= WORK TO BE COMPLETED =
Edit the items starting at the line containing "Point — [104, 178, 127, 193]" and ending at the line containing "Point — [143, 235, 166, 249]", changing every "Point" to "Marker" and leaving all else as it is. Reproduce only those lines.

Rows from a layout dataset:
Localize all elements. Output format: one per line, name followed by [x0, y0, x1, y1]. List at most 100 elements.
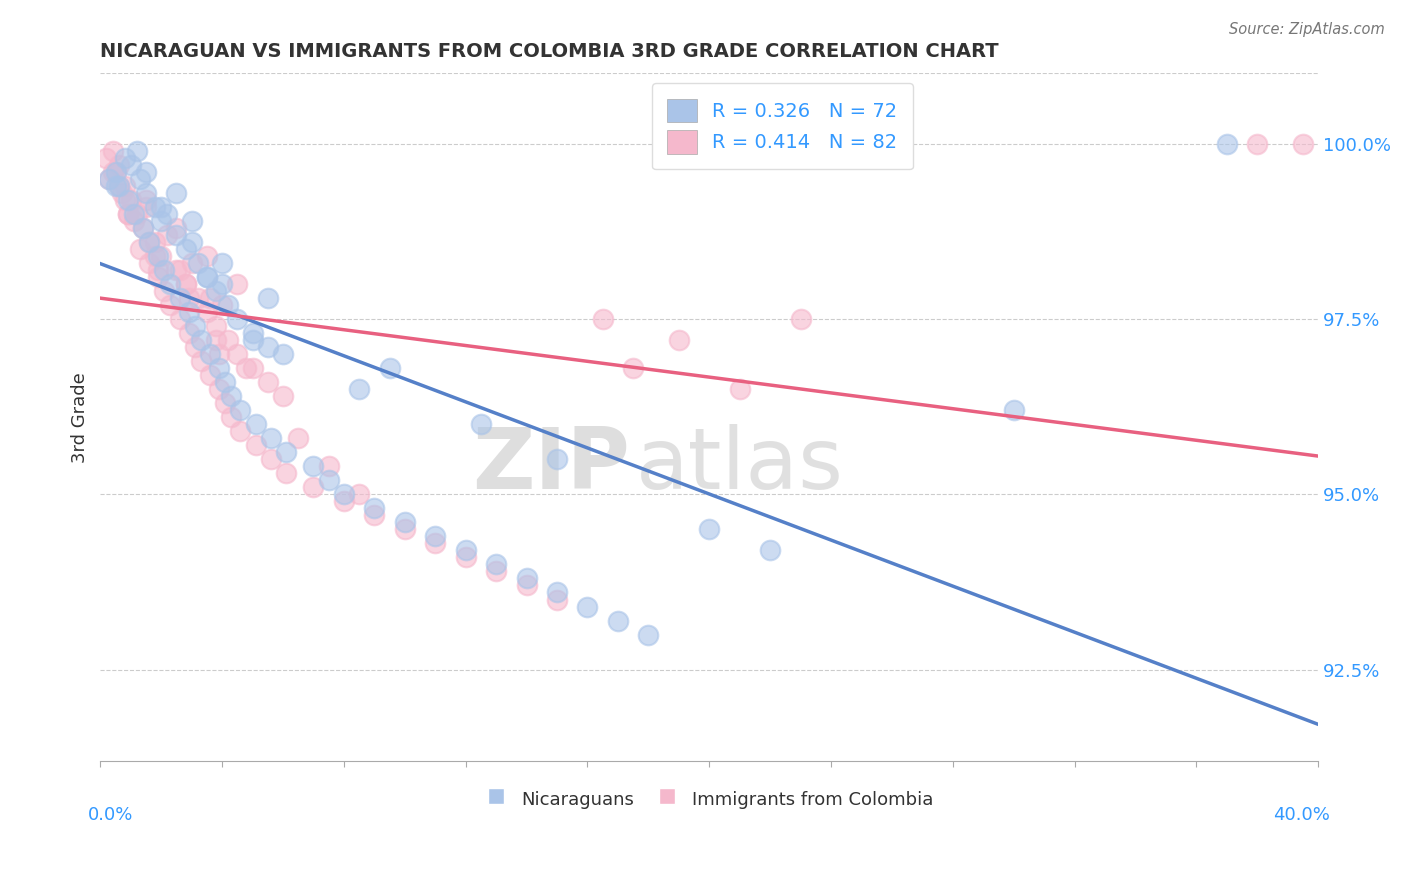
Point — [104, 178, 127, 193]
Point — [697, 522, 720, 536]
Point — [302, 459, 325, 474]
Point — [256, 291, 278, 305]
Point — [516, 578, 538, 592]
Point — [425, 529, 447, 543]
Point — [245, 438, 267, 452]
Point — [156, 207, 179, 221]
Point — [96, 151, 118, 165]
Point — [143, 249, 166, 263]
Point — [318, 473, 340, 487]
Point — [125, 144, 148, 158]
Point — [101, 144, 124, 158]
Point — [135, 200, 157, 214]
Point — [789, 312, 811, 326]
Point — [195, 249, 218, 263]
Point — [107, 178, 129, 193]
Point — [271, 347, 294, 361]
Point — [1002, 403, 1025, 417]
Point — [114, 151, 136, 165]
Text: atlas: atlas — [636, 424, 844, 507]
Point — [217, 333, 239, 347]
Point — [302, 480, 325, 494]
Point — [274, 445, 297, 459]
Point — [198, 368, 221, 382]
Point — [143, 235, 166, 249]
Text: NICARAGUAN VS IMMIGRANTS FROM COLOMBIA 3RD GRADE CORRELATION CHART: NICARAGUAN VS IMMIGRANTS FROM COLOMBIA 3… — [100, 42, 1000, 61]
Point — [174, 277, 197, 291]
Point — [211, 298, 233, 312]
Point — [637, 627, 659, 641]
Point — [229, 403, 252, 417]
Point — [516, 571, 538, 585]
Point — [107, 178, 129, 193]
Point — [470, 417, 492, 431]
Point — [148, 262, 170, 277]
Point — [135, 193, 157, 207]
Point — [180, 256, 202, 270]
Point — [117, 207, 139, 221]
Point — [668, 333, 690, 347]
Point — [104, 164, 127, 178]
Point — [226, 277, 249, 291]
Point — [211, 256, 233, 270]
Point — [132, 220, 155, 235]
Point — [205, 333, 228, 347]
Point — [454, 543, 477, 558]
Point — [187, 256, 209, 270]
Point — [135, 164, 157, 178]
Point — [546, 592, 568, 607]
Point — [120, 193, 142, 207]
Point — [159, 277, 181, 291]
Text: 40.0%: 40.0% — [1274, 805, 1330, 823]
Point — [229, 424, 252, 438]
Point — [546, 452, 568, 467]
Point — [592, 312, 614, 326]
Point — [117, 193, 139, 207]
Point — [198, 347, 221, 361]
Point — [177, 305, 200, 319]
Point — [394, 522, 416, 536]
Point — [1292, 136, 1315, 151]
Point — [114, 193, 136, 207]
Point — [347, 382, 370, 396]
Point — [198, 291, 221, 305]
Point — [318, 459, 340, 474]
Point — [98, 171, 121, 186]
Point — [138, 235, 160, 249]
Point — [242, 333, 264, 347]
Point — [205, 318, 228, 333]
Point — [195, 305, 218, 319]
Point — [153, 284, 176, 298]
Point — [166, 186, 188, 200]
Point — [454, 550, 477, 565]
Point — [256, 340, 278, 354]
Point — [347, 487, 370, 501]
Point — [117, 207, 139, 221]
Point — [759, 543, 782, 558]
Point — [156, 227, 179, 242]
Point — [187, 291, 209, 305]
Point — [260, 452, 283, 467]
Point — [208, 347, 231, 361]
Point — [177, 326, 200, 340]
Point — [235, 361, 257, 376]
Point — [190, 333, 212, 347]
Point — [217, 298, 239, 312]
Text: Source: ZipAtlas.com: Source: ZipAtlas.com — [1229, 22, 1385, 37]
Point — [111, 186, 134, 200]
Point — [1246, 136, 1268, 151]
Point — [621, 361, 644, 376]
Point — [214, 396, 236, 410]
Point — [245, 417, 267, 431]
Point — [101, 164, 124, 178]
Point — [226, 312, 249, 326]
Point — [98, 171, 121, 186]
Point — [576, 599, 599, 614]
Point — [214, 375, 236, 389]
Point — [125, 207, 148, 221]
Point — [333, 487, 356, 501]
Text: ZIP: ZIP — [472, 424, 630, 507]
Point — [183, 318, 205, 333]
Point — [271, 389, 294, 403]
Point — [211, 277, 233, 291]
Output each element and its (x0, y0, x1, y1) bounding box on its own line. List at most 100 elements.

= RESULT =
Marker — [104, 178, 127, 193]
Marker — [697, 522, 720, 536]
Marker — [302, 459, 325, 474]
Marker — [256, 291, 278, 305]
Marker — [516, 578, 538, 592]
Marker — [425, 529, 447, 543]
Marker — [245, 438, 267, 452]
Marker — [156, 207, 179, 221]
Marker — [96, 151, 118, 165]
Marker — [143, 249, 166, 263]
Marker — [318, 473, 340, 487]
Marker — [125, 144, 148, 158]
Marker — [101, 144, 124, 158]
Marker — [135, 200, 157, 214]
Marker — [789, 312, 811, 326]
Marker — [195, 249, 218, 263]
Marker — [107, 178, 129, 193]
Marker — [271, 347, 294, 361]
Marker — [1002, 403, 1025, 417]
Marker — [114, 151, 136, 165]
Text: atlas: atlas — [636, 424, 844, 507]
Marker — [217, 333, 239, 347]
Marker — [302, 480, 325, 494]
Marker — [274, 445, 297, 459]
Marker — [198, 368, 221, 382]
Marker — [143, 235, 166, 249]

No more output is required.